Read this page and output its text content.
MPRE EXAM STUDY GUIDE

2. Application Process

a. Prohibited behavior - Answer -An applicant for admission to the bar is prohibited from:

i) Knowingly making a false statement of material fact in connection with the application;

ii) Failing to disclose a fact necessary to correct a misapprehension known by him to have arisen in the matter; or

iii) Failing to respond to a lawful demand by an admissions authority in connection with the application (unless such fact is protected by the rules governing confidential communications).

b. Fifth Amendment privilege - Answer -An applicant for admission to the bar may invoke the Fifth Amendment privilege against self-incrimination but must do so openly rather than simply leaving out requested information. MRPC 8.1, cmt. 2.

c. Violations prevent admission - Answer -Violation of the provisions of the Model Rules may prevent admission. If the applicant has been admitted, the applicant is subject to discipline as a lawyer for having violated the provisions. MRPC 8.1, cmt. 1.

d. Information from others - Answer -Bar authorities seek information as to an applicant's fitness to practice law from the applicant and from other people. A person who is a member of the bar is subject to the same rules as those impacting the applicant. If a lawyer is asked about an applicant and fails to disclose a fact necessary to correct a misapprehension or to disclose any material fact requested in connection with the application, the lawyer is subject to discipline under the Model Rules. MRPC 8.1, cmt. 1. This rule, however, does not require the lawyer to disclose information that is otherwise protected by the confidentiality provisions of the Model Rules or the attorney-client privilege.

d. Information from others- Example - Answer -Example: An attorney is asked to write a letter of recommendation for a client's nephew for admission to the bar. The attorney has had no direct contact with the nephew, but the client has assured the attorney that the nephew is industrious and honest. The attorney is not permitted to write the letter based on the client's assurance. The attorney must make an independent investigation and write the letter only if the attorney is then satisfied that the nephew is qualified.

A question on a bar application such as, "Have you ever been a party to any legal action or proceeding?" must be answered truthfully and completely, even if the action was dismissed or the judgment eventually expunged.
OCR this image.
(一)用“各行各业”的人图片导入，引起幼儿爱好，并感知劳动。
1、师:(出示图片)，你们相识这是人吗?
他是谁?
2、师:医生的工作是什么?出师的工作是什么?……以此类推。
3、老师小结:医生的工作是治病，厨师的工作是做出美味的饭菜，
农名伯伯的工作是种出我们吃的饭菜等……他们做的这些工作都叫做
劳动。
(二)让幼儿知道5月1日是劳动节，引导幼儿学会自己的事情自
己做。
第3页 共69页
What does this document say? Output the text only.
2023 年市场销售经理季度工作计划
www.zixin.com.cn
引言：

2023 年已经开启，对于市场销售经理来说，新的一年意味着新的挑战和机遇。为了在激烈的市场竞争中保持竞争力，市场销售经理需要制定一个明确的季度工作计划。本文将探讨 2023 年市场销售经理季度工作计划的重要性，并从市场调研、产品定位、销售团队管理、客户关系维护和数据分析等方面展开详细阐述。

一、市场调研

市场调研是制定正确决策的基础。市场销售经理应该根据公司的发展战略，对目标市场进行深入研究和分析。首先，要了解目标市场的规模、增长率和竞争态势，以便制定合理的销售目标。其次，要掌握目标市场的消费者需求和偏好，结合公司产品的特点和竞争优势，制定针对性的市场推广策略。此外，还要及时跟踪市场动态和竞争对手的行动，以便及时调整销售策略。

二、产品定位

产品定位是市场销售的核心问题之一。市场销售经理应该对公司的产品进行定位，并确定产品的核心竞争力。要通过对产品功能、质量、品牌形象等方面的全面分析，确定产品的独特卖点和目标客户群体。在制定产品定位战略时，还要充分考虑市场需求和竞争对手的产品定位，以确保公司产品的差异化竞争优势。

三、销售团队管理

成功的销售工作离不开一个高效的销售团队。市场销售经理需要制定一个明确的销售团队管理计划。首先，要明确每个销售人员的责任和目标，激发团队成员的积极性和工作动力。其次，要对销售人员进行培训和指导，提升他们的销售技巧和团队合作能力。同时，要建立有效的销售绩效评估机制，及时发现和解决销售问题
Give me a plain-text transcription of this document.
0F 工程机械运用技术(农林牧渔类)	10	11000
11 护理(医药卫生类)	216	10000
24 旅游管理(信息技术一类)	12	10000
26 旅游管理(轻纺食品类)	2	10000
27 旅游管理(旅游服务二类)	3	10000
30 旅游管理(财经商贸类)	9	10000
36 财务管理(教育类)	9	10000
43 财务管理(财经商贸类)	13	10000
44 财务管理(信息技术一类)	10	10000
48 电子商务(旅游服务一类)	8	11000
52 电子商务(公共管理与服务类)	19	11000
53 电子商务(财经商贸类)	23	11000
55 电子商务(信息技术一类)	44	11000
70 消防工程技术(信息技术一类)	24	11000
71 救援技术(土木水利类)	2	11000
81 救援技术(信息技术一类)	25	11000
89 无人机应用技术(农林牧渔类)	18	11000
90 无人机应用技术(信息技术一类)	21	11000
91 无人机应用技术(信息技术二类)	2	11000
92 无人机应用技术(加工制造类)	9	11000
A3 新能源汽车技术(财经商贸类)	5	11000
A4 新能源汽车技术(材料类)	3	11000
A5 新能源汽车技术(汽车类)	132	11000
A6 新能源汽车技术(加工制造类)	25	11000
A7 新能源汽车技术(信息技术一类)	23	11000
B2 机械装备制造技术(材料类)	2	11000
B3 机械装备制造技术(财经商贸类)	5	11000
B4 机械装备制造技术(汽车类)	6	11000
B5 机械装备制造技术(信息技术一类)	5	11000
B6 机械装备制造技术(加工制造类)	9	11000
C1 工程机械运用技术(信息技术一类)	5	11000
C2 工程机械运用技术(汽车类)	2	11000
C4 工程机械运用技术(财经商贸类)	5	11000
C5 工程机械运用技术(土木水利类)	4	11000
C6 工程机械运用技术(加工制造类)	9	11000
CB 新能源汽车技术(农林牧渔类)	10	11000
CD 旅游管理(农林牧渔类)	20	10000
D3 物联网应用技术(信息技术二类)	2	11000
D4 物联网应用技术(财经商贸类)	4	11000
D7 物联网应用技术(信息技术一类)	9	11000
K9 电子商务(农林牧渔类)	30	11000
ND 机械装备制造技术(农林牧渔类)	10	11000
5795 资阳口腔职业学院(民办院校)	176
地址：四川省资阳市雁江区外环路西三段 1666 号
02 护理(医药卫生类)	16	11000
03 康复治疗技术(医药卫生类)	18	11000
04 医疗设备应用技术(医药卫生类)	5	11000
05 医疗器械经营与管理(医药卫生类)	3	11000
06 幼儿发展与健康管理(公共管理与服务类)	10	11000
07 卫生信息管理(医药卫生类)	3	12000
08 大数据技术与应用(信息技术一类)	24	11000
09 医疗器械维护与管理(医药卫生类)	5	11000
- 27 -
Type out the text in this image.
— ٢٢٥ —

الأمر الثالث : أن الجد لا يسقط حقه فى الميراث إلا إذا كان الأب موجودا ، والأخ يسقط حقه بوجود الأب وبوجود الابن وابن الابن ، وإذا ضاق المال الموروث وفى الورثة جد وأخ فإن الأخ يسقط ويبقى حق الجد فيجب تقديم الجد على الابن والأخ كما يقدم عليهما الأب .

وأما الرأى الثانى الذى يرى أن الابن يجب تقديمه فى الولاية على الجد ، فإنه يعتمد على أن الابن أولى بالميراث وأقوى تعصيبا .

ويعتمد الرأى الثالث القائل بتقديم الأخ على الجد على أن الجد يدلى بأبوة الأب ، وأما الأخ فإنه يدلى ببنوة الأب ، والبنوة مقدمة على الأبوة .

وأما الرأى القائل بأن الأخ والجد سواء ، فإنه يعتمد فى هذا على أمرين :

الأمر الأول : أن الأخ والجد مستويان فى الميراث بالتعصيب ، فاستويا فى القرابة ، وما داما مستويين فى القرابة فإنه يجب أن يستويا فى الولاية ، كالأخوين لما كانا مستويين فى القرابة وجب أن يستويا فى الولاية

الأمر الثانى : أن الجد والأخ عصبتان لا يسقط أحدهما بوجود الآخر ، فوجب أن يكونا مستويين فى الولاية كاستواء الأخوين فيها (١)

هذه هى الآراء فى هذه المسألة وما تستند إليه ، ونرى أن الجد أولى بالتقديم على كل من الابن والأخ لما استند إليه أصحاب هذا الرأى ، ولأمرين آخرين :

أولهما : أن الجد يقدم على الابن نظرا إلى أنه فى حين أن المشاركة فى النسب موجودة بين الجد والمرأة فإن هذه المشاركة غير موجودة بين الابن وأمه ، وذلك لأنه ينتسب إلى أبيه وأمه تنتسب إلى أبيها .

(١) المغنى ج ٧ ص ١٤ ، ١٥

—————

▶ Written request
Look through the listing and extract every line with "财务管理" in it.

▶ Result of this exercise
36 财务管理(教育类)	9	10000
43 财务管理(财经商贸类)	13	10000
44 财务管理(信息技术一类)	10	10000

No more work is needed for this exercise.